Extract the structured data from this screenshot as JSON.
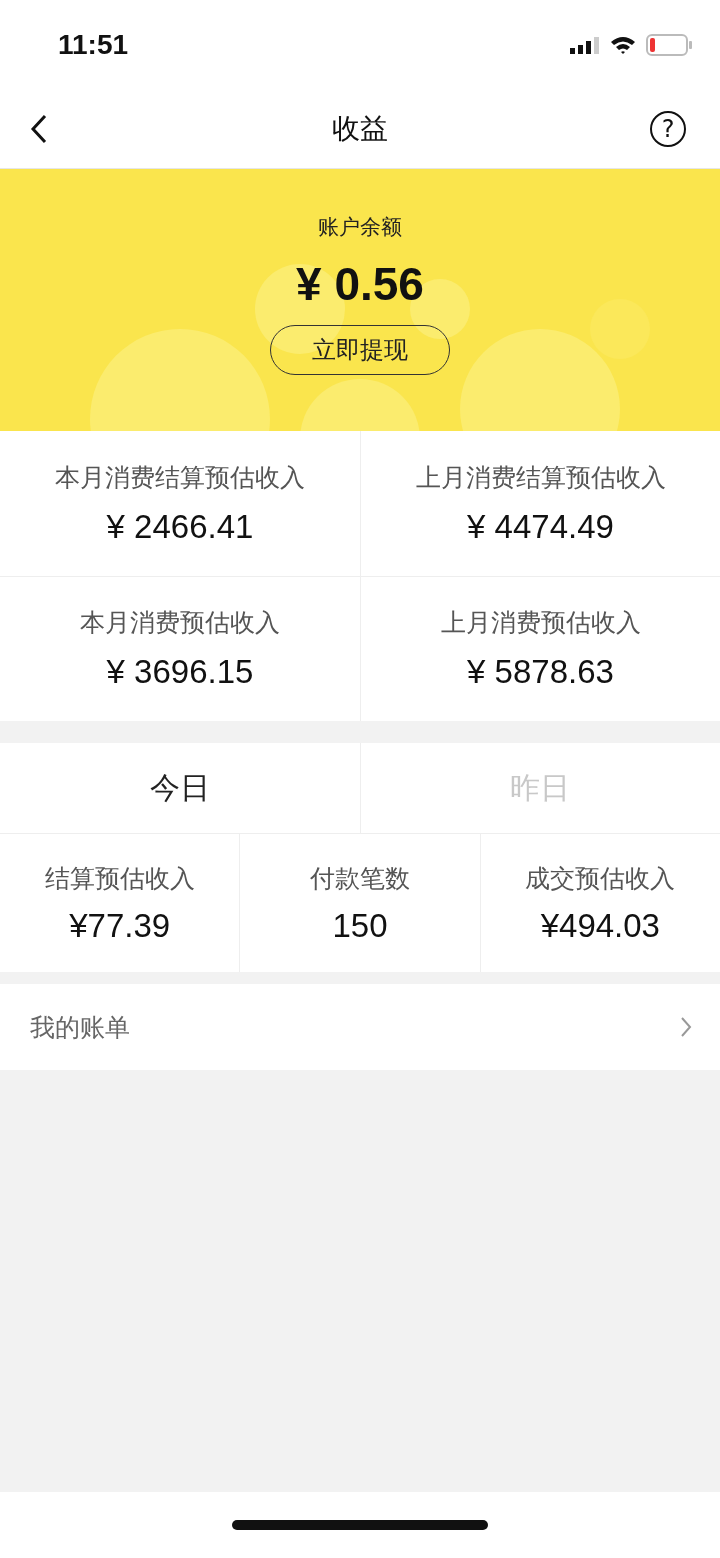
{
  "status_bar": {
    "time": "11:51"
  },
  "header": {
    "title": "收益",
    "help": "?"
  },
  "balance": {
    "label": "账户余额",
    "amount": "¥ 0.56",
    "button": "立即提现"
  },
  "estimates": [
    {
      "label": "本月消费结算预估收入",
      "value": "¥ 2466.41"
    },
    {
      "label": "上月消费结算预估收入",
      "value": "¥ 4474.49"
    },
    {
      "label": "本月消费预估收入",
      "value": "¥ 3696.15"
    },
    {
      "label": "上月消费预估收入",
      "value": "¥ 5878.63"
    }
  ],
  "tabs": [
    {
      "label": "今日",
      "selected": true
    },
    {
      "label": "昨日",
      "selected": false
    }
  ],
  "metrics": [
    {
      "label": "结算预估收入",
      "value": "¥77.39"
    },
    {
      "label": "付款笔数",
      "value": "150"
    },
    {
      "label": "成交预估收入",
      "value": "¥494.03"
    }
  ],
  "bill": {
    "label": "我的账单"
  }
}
........
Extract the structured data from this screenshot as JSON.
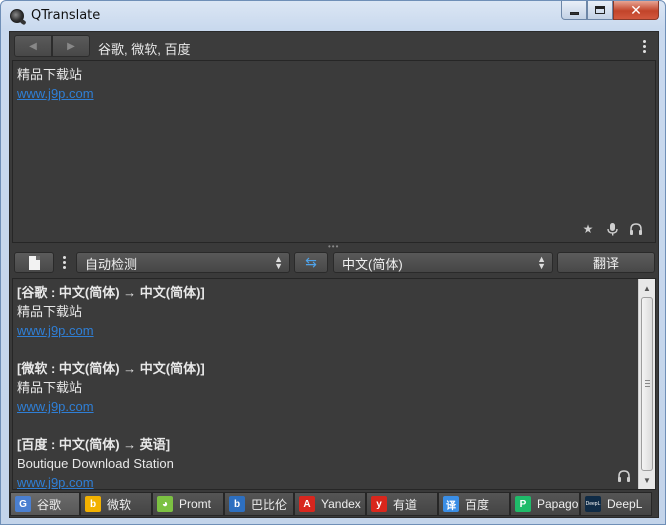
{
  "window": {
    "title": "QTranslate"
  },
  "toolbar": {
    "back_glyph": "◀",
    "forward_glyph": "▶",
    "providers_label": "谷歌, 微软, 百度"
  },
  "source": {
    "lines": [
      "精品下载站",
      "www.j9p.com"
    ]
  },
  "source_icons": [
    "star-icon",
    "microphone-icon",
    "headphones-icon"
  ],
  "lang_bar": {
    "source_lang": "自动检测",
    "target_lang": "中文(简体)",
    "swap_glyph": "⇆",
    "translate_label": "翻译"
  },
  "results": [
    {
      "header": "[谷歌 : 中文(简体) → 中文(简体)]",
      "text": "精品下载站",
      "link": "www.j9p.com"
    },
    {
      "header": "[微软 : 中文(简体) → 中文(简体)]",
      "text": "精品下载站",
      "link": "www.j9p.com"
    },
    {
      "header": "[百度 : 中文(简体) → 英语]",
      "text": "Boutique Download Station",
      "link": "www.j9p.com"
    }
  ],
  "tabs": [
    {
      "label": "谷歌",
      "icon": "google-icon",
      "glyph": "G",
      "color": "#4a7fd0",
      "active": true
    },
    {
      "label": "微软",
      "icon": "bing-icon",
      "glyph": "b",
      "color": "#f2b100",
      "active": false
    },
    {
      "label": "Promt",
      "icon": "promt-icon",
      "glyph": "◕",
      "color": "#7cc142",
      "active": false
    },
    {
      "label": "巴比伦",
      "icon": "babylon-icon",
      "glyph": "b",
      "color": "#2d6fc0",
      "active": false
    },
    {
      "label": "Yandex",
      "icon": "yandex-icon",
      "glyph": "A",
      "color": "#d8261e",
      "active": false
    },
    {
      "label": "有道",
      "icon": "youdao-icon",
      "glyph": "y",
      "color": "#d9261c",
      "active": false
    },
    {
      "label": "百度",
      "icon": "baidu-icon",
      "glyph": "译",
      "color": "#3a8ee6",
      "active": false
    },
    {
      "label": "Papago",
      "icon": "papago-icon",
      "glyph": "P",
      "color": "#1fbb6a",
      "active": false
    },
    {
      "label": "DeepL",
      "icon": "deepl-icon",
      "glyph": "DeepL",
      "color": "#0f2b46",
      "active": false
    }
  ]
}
........
Find the word "value" and list each line it appears in.

WRITTEN ANSWER ::
      "value": "¥ 2466.41"
      "value": "¥ 4474.49"
      "value": "¥ 3696.15"
      "value": "¥ 5878.63"
      "value": "¥77.39"
      "value": "150"
      "value": "¥494.03"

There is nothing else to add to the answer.